> **Written request**
Tally the lines below that contain the string "Notification", and reply with the count alone.

> **Data shown**
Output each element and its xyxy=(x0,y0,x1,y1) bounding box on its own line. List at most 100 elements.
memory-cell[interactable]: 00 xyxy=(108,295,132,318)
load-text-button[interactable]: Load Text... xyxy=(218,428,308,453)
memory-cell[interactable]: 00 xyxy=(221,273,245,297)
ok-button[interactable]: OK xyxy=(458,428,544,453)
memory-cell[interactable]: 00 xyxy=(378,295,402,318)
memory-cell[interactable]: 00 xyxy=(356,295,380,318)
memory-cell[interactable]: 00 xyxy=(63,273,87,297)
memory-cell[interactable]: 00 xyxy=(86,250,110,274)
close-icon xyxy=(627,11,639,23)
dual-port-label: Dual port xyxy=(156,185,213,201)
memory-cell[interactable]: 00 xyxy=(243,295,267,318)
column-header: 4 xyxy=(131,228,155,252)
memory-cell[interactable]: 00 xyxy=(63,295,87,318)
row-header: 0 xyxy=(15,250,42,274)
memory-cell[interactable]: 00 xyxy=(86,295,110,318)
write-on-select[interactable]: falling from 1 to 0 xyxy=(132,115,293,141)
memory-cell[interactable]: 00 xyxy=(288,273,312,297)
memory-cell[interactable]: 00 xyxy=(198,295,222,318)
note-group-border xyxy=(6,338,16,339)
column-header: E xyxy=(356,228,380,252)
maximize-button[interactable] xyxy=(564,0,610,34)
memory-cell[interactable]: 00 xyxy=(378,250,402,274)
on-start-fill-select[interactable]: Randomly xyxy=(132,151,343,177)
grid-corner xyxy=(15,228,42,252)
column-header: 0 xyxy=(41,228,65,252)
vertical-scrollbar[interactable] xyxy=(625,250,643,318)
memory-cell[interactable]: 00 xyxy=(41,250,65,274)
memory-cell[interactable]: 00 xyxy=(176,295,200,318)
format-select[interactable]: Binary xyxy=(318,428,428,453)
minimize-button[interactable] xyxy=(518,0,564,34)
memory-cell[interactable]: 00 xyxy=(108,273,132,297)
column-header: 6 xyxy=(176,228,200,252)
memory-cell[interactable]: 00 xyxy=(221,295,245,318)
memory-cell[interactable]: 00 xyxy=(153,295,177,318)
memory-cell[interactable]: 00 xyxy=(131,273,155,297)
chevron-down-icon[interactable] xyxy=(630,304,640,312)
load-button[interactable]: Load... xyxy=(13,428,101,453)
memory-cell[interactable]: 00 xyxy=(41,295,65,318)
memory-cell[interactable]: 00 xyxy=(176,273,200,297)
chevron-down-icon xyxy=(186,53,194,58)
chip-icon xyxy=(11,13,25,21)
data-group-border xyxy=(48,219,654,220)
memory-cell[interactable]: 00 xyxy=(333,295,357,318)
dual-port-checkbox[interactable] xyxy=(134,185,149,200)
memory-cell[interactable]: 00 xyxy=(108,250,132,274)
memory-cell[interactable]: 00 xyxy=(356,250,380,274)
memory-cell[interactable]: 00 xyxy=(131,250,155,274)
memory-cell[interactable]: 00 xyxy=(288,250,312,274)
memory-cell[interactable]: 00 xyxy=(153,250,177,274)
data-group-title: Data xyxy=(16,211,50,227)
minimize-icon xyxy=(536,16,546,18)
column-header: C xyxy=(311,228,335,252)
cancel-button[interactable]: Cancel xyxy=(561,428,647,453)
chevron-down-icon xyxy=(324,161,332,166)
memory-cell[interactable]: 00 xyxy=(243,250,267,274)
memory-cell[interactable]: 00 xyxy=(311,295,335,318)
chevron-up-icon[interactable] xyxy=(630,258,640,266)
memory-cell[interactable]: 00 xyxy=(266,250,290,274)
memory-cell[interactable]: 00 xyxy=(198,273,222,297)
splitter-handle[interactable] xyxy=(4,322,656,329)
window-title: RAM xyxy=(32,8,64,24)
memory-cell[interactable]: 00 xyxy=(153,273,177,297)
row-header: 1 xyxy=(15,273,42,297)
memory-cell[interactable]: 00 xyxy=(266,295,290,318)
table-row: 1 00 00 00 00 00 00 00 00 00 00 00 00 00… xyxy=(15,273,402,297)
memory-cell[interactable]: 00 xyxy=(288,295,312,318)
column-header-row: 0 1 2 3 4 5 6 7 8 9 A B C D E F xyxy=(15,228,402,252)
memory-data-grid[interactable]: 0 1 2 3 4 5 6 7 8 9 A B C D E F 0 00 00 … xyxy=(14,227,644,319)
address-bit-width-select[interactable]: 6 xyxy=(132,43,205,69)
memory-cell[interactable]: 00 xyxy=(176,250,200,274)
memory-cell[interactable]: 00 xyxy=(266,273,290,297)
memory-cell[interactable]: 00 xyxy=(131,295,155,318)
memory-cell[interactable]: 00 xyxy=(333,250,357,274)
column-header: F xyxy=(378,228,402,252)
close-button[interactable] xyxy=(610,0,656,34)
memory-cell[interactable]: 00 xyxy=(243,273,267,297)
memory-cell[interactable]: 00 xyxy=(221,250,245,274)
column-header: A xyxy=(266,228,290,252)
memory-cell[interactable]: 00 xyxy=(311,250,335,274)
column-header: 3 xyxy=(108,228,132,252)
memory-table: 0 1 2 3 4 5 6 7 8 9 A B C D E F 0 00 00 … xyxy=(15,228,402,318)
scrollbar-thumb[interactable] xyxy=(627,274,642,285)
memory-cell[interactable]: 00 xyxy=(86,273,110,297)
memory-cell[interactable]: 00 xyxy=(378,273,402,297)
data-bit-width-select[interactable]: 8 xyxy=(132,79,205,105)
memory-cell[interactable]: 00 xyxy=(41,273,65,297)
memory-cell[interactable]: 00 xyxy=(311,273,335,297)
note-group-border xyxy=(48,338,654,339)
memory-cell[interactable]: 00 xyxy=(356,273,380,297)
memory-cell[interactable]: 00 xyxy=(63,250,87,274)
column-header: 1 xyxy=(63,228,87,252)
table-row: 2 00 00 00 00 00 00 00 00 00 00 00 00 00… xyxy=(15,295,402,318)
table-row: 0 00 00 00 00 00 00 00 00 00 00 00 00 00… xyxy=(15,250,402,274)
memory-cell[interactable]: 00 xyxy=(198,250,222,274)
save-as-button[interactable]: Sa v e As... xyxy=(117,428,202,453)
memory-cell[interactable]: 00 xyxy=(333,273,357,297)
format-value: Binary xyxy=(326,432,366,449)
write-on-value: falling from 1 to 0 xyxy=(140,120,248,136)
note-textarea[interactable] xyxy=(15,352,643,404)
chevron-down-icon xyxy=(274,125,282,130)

==

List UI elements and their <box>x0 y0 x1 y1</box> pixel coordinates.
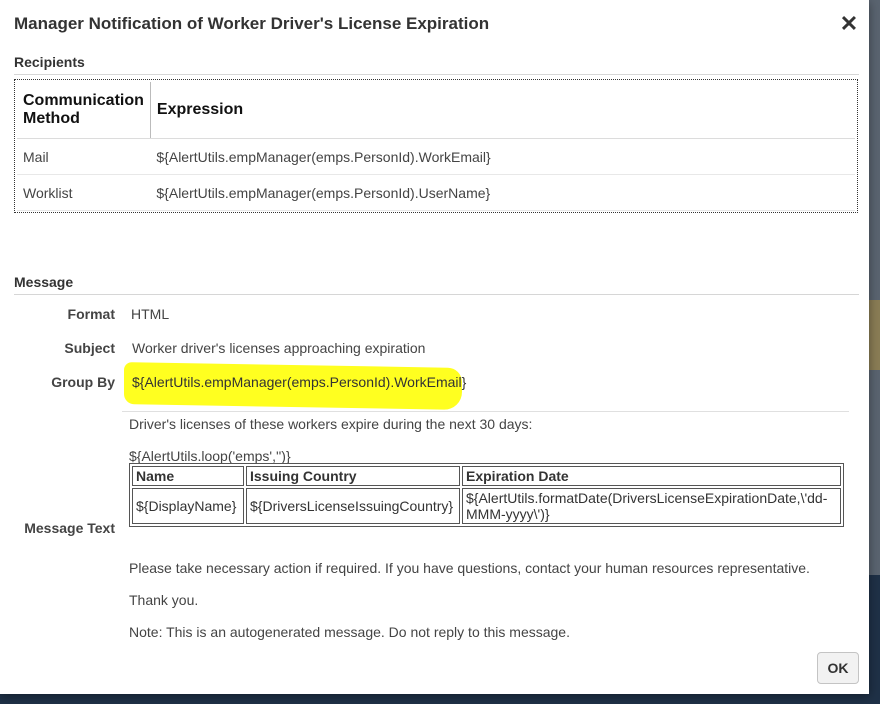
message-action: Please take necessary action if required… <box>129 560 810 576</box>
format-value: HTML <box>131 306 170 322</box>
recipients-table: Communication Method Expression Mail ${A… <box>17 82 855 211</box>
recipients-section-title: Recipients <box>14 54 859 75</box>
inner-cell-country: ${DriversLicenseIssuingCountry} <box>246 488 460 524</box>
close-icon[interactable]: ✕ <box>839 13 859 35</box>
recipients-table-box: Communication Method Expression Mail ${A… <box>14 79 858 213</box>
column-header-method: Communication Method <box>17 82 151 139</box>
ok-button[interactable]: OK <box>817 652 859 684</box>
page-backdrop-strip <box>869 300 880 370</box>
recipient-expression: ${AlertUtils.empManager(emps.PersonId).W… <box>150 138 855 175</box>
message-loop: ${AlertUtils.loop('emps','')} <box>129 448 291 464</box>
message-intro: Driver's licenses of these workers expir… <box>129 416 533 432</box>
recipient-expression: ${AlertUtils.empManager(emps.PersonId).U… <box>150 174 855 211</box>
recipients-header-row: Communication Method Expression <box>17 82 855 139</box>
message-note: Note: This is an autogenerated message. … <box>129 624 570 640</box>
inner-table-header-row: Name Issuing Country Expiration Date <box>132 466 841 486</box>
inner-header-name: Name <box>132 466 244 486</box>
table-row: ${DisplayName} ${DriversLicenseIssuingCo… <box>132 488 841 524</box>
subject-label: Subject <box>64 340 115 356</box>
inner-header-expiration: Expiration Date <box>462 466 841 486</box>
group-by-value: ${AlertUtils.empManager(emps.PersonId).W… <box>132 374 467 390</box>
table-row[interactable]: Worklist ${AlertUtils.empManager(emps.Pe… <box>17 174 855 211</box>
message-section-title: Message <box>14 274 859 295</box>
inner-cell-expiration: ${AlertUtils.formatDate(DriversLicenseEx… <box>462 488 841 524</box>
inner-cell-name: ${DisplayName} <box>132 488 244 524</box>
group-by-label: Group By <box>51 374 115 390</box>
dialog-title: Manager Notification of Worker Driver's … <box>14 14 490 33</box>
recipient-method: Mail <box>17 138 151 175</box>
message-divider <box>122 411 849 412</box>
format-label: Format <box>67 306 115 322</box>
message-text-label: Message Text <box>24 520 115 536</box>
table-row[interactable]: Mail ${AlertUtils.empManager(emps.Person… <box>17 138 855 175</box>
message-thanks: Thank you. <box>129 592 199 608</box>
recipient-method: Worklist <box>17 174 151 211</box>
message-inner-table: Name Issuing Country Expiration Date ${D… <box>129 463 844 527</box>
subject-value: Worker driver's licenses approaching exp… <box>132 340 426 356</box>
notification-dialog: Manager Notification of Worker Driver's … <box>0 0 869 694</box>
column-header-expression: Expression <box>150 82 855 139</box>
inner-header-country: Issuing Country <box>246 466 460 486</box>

> **Task answer**
2